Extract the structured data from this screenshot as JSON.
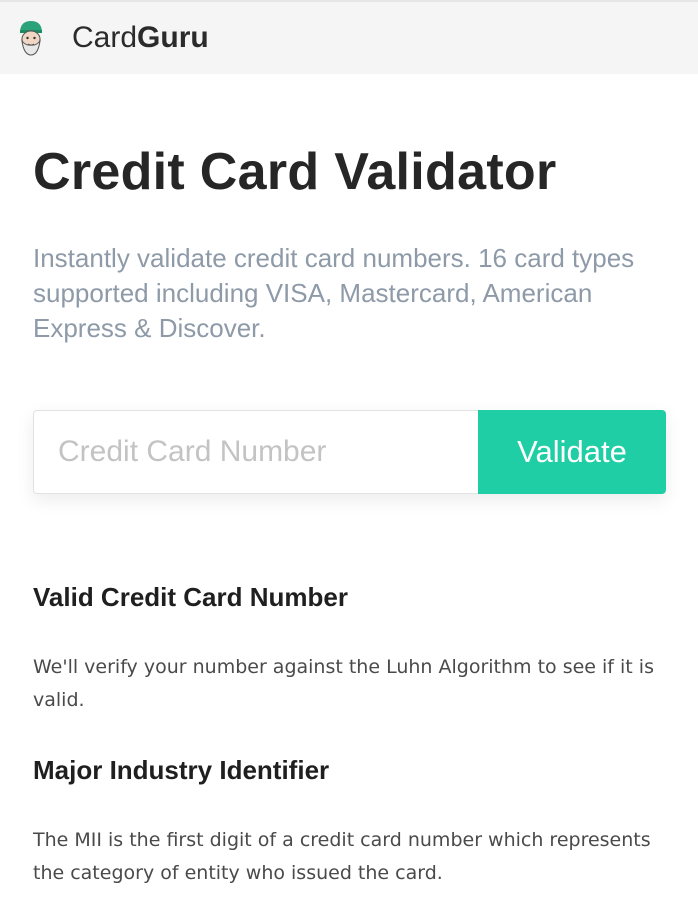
{
  "header": {
    "brand_light": "Card",
    "brand_bold": "Guru",
    "logo_icon": "guru-avatar-icon"
  },
  "hero": {
    "title": "Credit Card Validator",
    "subtitle": "Instantly validate credit card numbers. 16 card types supported including VISA, Mastercard, American Express & Discover."
  },
  "form": {
    "placeholder": "Credit Card Number",
    "button_label": "Validate"
  },
  "sections": [
    {
      "heading": "Valid Credit Card Number",
      "text": "We'll verify your number against the Luhn Algorithm to see if it is valid."
    },
    {
      "heading": "Major Industry Identifier",
      "text": "The MII is the first digit of a credit card number which represents the category of entity who issued the card."
    }
  ],
  "colors": {
    "accent": "#1fcea5",
    "subtitle": "#8e9aa8",
    "header_bg": "#f5f5f5"
  }
}
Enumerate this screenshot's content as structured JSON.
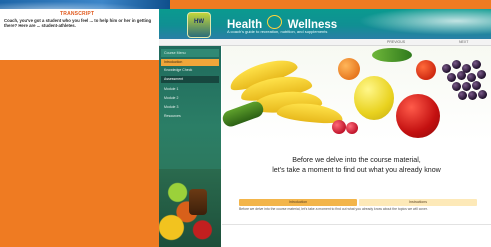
{
  "background": {
    "color": "#ef7b22"
  },
  "back_window": {
    "title": "TRANSCRIPT",
    "text": "Coach, you've got a student who you feel ... to help him or her in getting there? Here are ... student-athletes."
  },
  "front_window": {
    "seal_text": "HW",
    "title_part1": "Health",
    "title_part2": "Wellness",
    "subtitle": "A coach's guide to recreation, nutrition, and supplements",
    "toolbar": {
      "left": "PREVIOUS",
      "right": "NEXT"
    },
    "sidebar": {
      "heading": "Course Menu",
      "items": [
        {
          "label": "Introduction",
          "state": "active"
        },
        {
          "label": "Knowledge Check",
          "state": "normal"
        },
        {
          "label": "Assessment",
          "state": "dark"
        },
        {
          "label": "Module 1",
          "state": "normal"
        },
        {
          "label": "Module 2",
          "state": "normal"
        },
        {
          "label": "Module 3",
          "state": "normal"
        },
        {
          "label": "Resources",
          "state": "normal"
        }
      ]
    },
    "prompt": {
      "line1": "Before we delve into the course material,",
      "line2": "let's take a moment to find out what you already know"
    },
    "tabs": [
      {
        "label": "Introduction"
      },
      {
        "label": "Instructions"
      }
    ],
    "tab_body": "Before we delve into the course material, let's take a moment to find out what you already know about the topics we will cover."
  }
}
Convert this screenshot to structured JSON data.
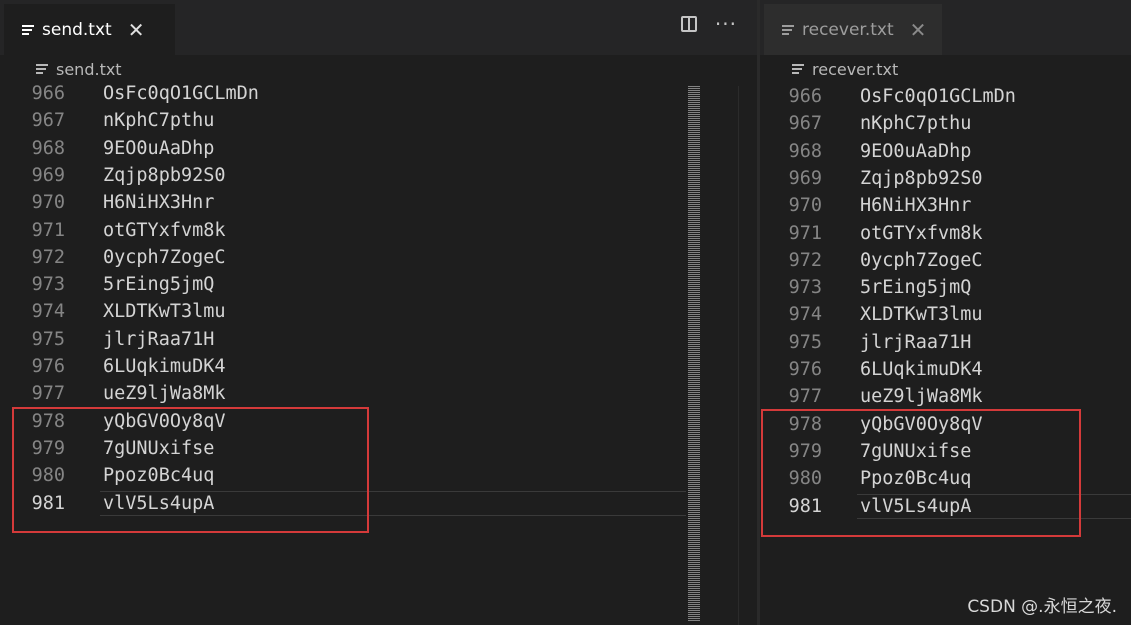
{
  "left": {
    "tab": {
      "label": "send.txt",
      "close": "✕"
    },
    "breadcrumb": "send.txt",
    "lines": [
      {
        "n": "966",
        "text": "OsFc0qO1GCLmDn"
      },
      {
        "n": "967",
        "text": "nKphC7pthu"
      },
      {
        "n": "968",
        "text": "9EO0uAaDhp"
      },
      {
        "n": "969",
        "text": "Zqjp8pb92S0"
      },
      {
        "n": "970",
        "text": "H6NiHX3Hnr"
      },
      {
        "n": "971",
        "text": "otGTYxfvm8k"
      },
      {
        "n": "972",
        "text": "0ycph7ZogeC"
      },
      {
        "n": "973",
        "text": "5rEing5jmQ"
      },
      {
        "n": "974",
        "text": "XLDTKwT3lmu"
      },
      {
        "n": "975",
        "text": "jlrjRaa71H"
      },
      {
        "n": "976",
        "text": "6LUqkimuDK4"
      },
      {
        "n": "977",
        "text": "ueZ9ljWa8Mk"
      },
      {
        "n": "978",
        "text": "yQbGV0Oy8qV"
      },
      {
        "n": "979",
        "text": "7gUNUxifse"
      },
      {
        "n": "980",
        "text": "Ppoz0Bc4uq"
      },
      {
        "n": "981",
        "text": "vlV5Ls4upA"
      }
    ]
  },
  "right": {
    "tab": {
      "label": "recever.txt",
      "close": "✕"
    },
    "breadcrumb": "recever.txt",
    "lines": [
      {
        "n": "966",
        "text": "OsFc0qO1GCLmDn"
      },
      {
        "n": "967",
        "text": "nKphC7pthu"
      },
      {
        "n": "968",
        "text": "9EO0uAaDhp"
      },
      {
        "n": "969",
        "text": "Zqjp8pb92S0"
      },
      {
        "n": "970",
        "text": "H6NiHX3Hnr"
      },
      {
        "n": "971",
        "text": "otGTYxfvm8k"
      },
      {
        "n": "972",
        "text": "0ycph7ZogeC"
      },
      {
        "n": "973",
        "text": "5rEing5jmQ"
      },
      {
        "n": "974",
        "text": "XLDTKwT3lmu"
      },
      {
        "n": "975",
        "text": "jlrjRaa71H"
      },
      {
        "n": "976",
        "text": "6LUqkimuDK4"
      },
      {
        "n": "977",
        "text": "ueZ9ljWa8Mk"
      },
      {
        "n": "978",
        "text": "yQbGV0Oy8qV"
      },
      {
        "n": "979",
        "text": "7gUNUxifse"
      },
      {
        "n": "980",
        "text": "Ppoz0Bc4uq"
      },
      {
        "n": "981",
        "text": "vlV5Ls4upA"
      }
    ]
  },
  "actions": {
    "split_icon": "split-editor-icon",
    "more": "···"
  },
  "colors": {
    "highlight": "#d43a3a",
    "background": "#1e1e1e"
  },
  "watermark": "CSDN @.永恒之夜."
}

——————————

Scan the material line by line and report each one that contains "icon".

    "logo_icon": "guru-avatar-icon"
    "split_icon": "split-editor-icon",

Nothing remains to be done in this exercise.